• Exercise description:
Return every line of the data below that includes the string "length".
***** Entries *****
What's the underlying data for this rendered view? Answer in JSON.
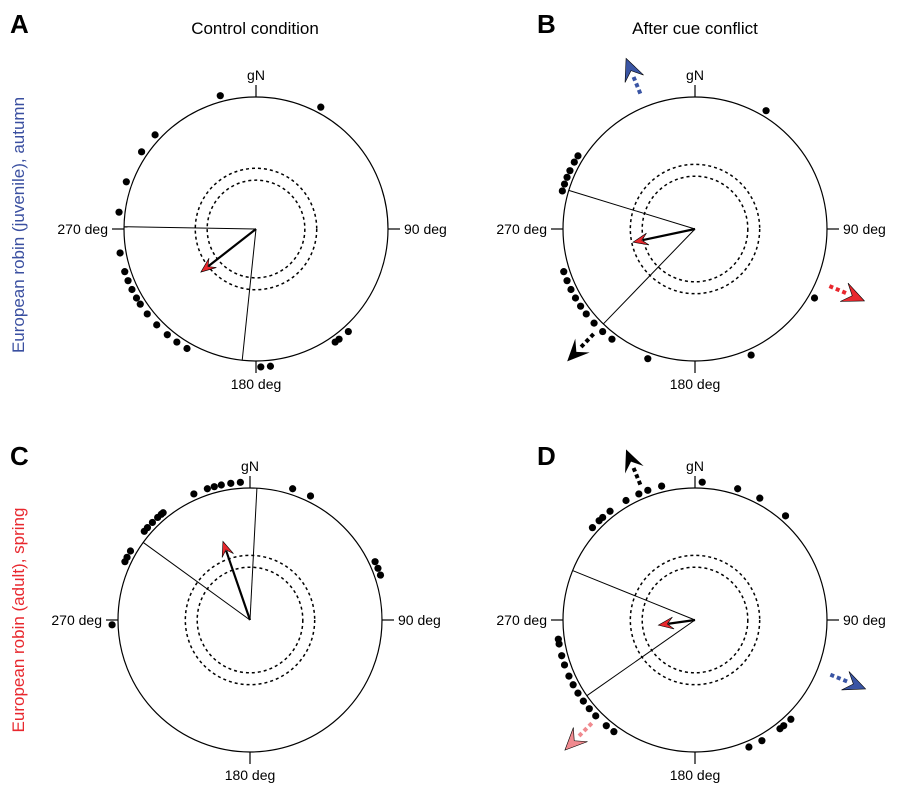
{
  "column_titles": [
    "Control condition",
    "After cue conflict"
  ],
  "row_labels": [
    {
      "text": "European robin (juvenile), autumn",
      "color": "#3a4fa0"
    },
    {
      "text": "European robin (adult), spring",
      "color": "#e8282e"
    }
  ],
  "colors": {
    "red": "#e8282e",
    "blue": "#3a55a4",
    "pink": "#f08a8f",
    "black": "#000000"
  },
  "chart_data": [
    {
      "panel": "A",
      "type": "scatter",
      "kind": "circular",
      "tick_labels": {
        "north": "gN",
        "east": "90 deg",
        "south": "180 deg",
        "west": "270 deg"
      },
      "points_deg": [
        345,
        28,
        210,
        215,
        220,
        226,
        232,
        237,
        240,
        244,
        248,
        252,
        260,
        277,
        290,
        304,
        313,
        138,
        143,
        145,
        174,
        178
      ],
      "mean_vector": {
        "direction_deg": 232,
        "length": 0.53
      },
      "confidence_interval_deg": [
        186,
        271
      ],
      "significance_circles": [
        0.37,
        0.46
      ]
    },
    {
      "panel": "B",
      "type": "scatter",
      "kind": "circular",
      "tick_labels": {
        "north": "gN",
        "east": "90 deg",
        "south": "180 deg",
        "west": "270 deg"
      },
      "points_deg": [
        31,
        120,
        156,
        200,
        217,
        222,
        227,
        232,
        236,
        240,
        244,
        248,
        252,
        286,
        289,
        292,
        295,
        299,
        302
      ],
      "mean_vector": {
        "direction_deg": 258,
        "length": 0.48
      },
      "confidence_interval_deg": [
        224,
        287
      ],
      "significance_circles": [
        0.4,
        0.49
      ],
      "cue_arrows": [
        {
          "direction_deg": 338,
          "color": "#3a55a4"
        },
        {
          "direction_deg": 113,
          "color": "#e8282e"
        },
        {
          "direction_deg": 224,
          "color": "#000000"
        }
      ]
    },
    {
      "panel": "C",
      "type": "scatter",
      "kind": "circular",
      "tick_labels": {
        "north": "gN",
        "east": "90 deg",
        "south": "180 deg",
        "west": "270 deg"
      },
      "points_deg": [
        268,
        295,
        297,
        300,
        310,
        312,
        315,
        318,
        320,
        321,
        336,
        342,
        345,
        348,
        352,
        356,
        18,
        26,
        65,
        68,
        71
      ],
      "mean_vector": {
        "direction_deg": 341,
        "length": 0.63
      },
      "confidence_interval_deg": [
        306,
        3
      ],
      "significance_circles": [
        0.4,
        0.49
      ]
    },
    {
      "panel": "D",
      "type": "scatter",
      "kind": "circular",
      "tick_labels": {
        "north": "gN",
        "east": "90 deg",
        "south": "180 deg",
        "west": "270 deg"
      },
      "points_deg": [
        3,
        18,
        28,
        41,
        136,
        140,
        142,
        151,
        157,
        216,
        220,
        226,
        230,
        234,
        238,
        242,
        246,
        251,
        255,
        260,
        262,
        312,
        316,
        318,
        322,
        330,
        336,
        340,
        346
      ],
      "mean_vector": {
        "direction_deg": 262,
        "length": 0.28
      },
      "confidence_interval_deg": [
        235,
        292
      ],
      "significance_circles": [
        0.4,
        0.49
      ],
      "cue_arrows": [
        {
          "direction_deg": 338,
          "color": "#000000"
        },
        {
          "direction_deg": 112,
          "color": "#3a55a4"
        },
        {
          "direction_deg": 225,
          "color": "#f08a8f"
        }
      ]
    }
  ]
}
*****
• Full answer:
        "length": 0.53
        "length": 0.48
        "length": 0.63
        "length": 0.28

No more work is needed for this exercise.